Task goal: Copy out every line in the entries below that includes "normal".

Data:
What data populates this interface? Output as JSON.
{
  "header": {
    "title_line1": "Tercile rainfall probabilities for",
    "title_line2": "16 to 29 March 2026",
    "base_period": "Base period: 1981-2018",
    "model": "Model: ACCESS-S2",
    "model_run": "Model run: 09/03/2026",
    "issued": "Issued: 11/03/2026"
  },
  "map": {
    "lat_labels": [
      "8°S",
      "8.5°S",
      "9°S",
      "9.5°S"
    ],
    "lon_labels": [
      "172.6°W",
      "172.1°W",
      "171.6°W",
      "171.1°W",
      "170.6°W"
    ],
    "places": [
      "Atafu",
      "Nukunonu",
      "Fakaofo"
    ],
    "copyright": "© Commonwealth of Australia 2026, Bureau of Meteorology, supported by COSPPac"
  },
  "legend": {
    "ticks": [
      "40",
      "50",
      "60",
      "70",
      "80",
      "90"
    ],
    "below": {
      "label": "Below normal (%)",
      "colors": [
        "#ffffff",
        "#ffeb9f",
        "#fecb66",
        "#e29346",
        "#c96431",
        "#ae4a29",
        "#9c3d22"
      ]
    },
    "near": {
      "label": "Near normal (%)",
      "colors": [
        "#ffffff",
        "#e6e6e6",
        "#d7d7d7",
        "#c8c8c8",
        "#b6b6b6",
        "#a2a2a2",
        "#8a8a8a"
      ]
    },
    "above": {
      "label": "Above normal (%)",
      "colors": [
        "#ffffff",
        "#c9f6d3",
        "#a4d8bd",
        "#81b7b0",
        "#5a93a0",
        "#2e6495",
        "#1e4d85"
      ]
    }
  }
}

==

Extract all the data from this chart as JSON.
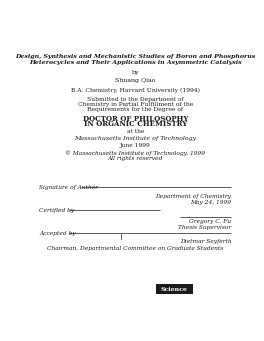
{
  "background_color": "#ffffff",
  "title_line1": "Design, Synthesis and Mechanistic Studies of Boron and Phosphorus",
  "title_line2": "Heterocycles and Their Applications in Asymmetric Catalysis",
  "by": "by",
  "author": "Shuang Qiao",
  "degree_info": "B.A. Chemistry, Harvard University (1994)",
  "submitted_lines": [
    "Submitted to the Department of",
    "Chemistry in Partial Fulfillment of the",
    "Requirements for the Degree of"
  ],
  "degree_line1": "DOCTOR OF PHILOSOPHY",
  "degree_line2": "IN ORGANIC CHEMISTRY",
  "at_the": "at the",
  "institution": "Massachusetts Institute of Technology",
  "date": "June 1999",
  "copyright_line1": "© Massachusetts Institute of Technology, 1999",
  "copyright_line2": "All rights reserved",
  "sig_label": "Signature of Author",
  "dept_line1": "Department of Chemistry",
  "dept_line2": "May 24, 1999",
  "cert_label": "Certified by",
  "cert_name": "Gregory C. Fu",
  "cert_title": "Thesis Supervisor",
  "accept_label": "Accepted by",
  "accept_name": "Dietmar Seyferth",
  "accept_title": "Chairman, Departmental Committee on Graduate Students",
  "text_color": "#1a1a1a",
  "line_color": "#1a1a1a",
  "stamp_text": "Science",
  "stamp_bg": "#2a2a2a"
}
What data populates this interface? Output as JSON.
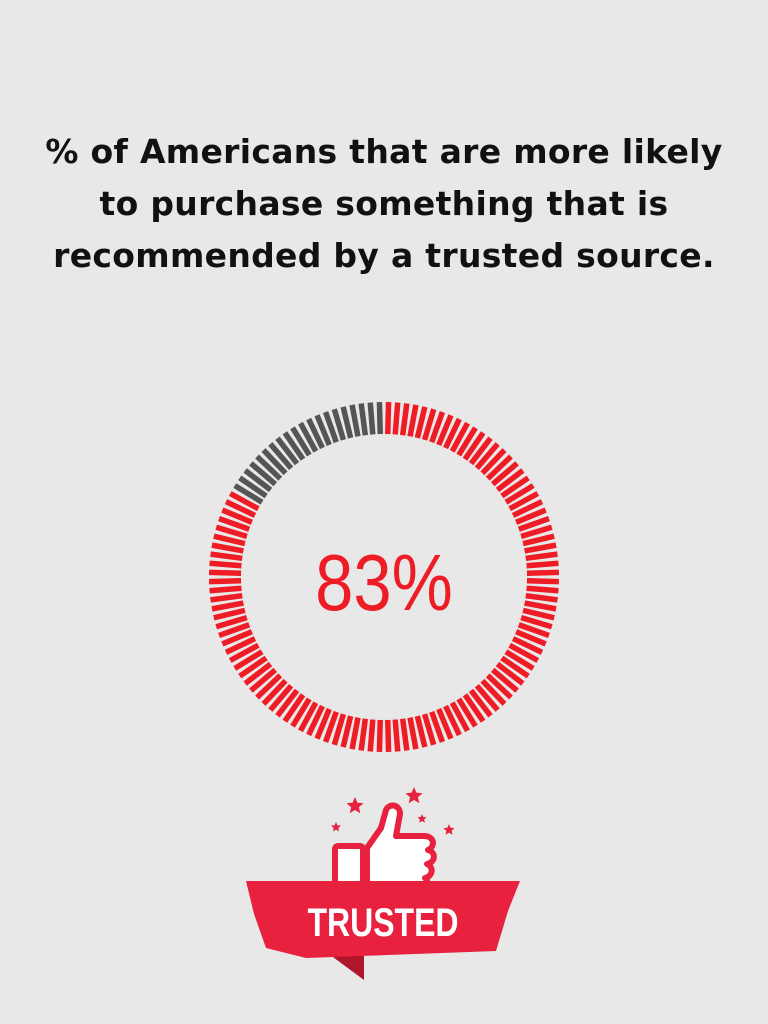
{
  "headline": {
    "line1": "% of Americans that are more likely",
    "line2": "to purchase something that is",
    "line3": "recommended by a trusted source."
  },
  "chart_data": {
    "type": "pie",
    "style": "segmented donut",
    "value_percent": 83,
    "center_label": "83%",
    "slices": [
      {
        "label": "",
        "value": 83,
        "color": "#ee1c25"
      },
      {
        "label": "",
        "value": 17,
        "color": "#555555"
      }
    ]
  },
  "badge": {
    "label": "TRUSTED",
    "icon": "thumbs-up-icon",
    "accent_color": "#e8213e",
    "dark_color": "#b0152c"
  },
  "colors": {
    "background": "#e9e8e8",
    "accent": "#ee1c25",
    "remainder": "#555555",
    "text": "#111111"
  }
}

Answer to the task:
      "label": "Below normal (%)",
      "label": "Near normal (%)",
      "label": "Above normal (%)",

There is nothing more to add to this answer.